__WHAT THE TASK REQUIRES__. Report how many lines in the records hold the string "image"; give the number and nothing else.
** Begin RECORDS FOR PROCESSING **
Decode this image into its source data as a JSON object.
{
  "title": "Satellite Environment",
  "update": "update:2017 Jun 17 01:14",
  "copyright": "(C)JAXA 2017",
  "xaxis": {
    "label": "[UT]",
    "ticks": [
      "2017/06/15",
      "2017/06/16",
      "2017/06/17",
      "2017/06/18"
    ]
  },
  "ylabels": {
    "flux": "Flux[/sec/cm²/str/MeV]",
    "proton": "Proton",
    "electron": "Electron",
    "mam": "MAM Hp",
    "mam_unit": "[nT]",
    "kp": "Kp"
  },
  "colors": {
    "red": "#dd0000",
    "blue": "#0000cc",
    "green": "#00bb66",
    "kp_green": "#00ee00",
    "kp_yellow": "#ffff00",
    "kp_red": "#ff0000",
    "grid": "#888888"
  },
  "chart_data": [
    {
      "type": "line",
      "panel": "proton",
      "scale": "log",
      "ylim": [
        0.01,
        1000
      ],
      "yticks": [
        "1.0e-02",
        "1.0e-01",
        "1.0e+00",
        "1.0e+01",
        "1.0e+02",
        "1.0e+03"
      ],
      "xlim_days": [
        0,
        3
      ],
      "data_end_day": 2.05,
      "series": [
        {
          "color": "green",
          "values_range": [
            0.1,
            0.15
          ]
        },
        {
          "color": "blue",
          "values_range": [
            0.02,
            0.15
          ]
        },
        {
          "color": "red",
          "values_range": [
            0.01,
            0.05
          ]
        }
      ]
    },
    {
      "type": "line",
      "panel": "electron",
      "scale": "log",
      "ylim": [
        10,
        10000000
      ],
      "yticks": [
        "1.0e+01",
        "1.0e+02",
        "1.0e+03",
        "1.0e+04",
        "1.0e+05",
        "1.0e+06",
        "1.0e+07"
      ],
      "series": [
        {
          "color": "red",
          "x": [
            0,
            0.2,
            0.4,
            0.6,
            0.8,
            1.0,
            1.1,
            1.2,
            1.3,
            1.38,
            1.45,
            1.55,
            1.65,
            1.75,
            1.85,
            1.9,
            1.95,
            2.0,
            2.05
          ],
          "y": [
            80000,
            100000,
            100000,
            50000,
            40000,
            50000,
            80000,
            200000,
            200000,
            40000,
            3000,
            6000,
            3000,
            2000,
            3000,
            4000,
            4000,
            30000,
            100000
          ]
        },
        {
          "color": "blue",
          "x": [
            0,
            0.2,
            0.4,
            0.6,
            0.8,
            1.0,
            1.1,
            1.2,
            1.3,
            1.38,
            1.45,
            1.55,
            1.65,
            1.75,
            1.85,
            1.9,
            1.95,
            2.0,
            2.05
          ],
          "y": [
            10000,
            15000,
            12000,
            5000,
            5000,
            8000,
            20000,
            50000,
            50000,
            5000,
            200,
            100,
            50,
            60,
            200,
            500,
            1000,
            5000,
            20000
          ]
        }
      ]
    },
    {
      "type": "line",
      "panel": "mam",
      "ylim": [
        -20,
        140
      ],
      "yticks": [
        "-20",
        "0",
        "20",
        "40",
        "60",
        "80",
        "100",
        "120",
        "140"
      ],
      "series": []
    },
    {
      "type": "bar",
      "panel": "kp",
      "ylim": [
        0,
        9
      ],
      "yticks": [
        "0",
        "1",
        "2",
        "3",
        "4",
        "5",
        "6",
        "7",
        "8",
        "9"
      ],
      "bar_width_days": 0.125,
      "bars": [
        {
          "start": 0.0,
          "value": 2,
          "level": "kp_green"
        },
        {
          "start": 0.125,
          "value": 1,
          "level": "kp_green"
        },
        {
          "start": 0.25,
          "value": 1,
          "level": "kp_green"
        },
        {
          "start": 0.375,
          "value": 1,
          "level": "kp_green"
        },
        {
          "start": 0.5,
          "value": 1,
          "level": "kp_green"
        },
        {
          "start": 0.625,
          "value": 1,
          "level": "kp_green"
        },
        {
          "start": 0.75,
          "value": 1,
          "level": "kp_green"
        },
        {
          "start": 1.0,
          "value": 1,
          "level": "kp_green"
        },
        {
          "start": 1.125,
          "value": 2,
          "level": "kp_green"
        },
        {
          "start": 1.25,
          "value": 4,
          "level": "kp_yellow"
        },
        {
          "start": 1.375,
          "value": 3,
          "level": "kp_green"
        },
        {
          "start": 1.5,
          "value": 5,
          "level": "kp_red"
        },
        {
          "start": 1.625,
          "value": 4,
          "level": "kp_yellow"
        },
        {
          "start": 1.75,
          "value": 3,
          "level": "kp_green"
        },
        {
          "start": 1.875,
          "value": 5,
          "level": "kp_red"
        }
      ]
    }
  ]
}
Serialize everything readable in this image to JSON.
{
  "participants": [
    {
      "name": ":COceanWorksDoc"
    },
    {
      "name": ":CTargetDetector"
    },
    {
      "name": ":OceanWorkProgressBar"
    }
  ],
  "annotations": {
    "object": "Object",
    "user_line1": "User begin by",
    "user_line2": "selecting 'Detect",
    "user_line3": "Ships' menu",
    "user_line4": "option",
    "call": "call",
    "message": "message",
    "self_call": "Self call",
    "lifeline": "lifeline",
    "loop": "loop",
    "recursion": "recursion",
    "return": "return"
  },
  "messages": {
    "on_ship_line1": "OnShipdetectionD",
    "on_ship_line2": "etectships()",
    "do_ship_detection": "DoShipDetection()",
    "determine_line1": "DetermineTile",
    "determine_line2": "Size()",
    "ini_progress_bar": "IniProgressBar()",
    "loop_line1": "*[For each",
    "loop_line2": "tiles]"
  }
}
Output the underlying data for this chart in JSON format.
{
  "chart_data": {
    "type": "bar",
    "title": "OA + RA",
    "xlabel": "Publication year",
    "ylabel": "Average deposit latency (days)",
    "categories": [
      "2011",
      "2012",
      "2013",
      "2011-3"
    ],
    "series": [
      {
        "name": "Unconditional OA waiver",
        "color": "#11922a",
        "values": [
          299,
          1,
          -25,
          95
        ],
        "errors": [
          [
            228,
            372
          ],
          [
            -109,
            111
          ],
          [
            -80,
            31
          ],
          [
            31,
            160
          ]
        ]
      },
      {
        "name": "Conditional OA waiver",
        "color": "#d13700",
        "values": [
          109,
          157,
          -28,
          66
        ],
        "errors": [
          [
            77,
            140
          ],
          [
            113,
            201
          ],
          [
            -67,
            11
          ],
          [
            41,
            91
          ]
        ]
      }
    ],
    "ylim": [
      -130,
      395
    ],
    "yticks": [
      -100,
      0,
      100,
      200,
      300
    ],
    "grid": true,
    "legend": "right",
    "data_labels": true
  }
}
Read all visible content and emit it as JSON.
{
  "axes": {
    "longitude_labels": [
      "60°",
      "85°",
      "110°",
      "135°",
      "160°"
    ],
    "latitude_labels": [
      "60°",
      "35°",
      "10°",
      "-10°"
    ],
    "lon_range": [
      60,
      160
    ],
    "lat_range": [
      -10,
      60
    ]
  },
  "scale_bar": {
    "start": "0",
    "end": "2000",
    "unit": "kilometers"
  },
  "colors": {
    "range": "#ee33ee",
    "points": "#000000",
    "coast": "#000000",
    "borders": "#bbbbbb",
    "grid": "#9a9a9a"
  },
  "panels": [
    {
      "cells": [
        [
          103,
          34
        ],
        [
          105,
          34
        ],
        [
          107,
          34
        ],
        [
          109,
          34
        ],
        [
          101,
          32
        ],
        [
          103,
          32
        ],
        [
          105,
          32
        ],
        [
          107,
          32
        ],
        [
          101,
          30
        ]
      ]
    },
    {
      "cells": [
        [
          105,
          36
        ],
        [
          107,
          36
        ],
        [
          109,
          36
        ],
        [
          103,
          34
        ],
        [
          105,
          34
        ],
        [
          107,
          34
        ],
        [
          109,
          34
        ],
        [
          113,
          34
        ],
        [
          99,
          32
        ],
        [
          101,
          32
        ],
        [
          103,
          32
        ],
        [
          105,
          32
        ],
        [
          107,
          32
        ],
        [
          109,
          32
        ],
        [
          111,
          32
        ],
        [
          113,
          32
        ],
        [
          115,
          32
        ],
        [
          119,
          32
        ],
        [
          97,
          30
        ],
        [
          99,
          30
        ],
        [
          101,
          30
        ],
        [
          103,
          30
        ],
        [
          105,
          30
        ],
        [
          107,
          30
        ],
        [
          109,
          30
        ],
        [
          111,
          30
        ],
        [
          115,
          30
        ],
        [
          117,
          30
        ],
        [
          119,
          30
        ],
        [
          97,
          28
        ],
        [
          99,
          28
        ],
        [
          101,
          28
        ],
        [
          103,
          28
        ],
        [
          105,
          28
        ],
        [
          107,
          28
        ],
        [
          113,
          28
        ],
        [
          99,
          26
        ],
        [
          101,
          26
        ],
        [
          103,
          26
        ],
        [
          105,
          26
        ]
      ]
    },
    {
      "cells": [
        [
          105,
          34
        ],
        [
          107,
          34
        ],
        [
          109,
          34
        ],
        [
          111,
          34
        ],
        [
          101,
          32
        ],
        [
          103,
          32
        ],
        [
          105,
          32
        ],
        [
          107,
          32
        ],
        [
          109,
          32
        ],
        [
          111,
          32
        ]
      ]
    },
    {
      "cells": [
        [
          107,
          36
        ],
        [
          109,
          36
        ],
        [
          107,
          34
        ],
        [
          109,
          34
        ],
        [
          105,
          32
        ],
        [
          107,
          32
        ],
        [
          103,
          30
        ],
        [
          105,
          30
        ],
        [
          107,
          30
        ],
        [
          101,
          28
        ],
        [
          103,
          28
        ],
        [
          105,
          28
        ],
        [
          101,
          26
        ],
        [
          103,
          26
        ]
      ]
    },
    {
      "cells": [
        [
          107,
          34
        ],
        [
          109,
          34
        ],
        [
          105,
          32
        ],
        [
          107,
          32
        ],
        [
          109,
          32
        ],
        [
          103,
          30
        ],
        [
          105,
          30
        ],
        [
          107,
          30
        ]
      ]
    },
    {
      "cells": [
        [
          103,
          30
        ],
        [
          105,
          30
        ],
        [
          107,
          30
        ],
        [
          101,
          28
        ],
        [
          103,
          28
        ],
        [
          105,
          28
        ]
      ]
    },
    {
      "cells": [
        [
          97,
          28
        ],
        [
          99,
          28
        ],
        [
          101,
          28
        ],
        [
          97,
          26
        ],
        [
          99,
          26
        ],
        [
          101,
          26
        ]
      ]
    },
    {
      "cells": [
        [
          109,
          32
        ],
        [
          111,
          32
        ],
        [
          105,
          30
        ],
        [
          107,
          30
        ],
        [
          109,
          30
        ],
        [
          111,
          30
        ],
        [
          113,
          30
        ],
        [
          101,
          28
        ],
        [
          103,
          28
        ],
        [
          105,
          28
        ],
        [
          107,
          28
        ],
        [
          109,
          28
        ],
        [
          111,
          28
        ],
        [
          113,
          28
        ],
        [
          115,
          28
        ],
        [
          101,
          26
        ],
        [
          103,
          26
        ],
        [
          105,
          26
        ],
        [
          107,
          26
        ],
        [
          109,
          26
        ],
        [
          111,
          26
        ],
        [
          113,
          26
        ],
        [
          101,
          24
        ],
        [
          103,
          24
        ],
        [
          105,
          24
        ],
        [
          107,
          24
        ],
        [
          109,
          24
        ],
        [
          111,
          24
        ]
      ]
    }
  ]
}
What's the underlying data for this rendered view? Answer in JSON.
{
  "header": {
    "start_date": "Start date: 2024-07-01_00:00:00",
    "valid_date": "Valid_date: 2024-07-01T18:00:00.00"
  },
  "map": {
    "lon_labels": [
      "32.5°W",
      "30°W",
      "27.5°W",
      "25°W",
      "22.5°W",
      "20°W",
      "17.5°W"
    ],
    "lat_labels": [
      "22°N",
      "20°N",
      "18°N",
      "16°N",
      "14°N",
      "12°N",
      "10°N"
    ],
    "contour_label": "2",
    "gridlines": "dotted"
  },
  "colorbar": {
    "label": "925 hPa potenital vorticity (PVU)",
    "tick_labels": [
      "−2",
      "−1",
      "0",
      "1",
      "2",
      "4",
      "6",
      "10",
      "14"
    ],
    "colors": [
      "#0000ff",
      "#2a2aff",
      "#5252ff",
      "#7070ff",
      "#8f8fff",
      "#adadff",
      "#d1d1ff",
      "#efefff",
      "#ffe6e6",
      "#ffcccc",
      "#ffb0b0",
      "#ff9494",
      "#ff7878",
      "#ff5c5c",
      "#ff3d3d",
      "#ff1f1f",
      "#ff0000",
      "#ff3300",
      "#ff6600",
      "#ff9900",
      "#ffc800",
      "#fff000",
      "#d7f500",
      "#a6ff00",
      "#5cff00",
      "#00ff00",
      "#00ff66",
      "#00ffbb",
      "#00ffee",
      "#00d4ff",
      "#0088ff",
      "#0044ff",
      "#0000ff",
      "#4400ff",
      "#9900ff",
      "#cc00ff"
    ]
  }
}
** End RECORDS FOR PROCESSING **
__OUTPUT OF THE EXERCISE__. 2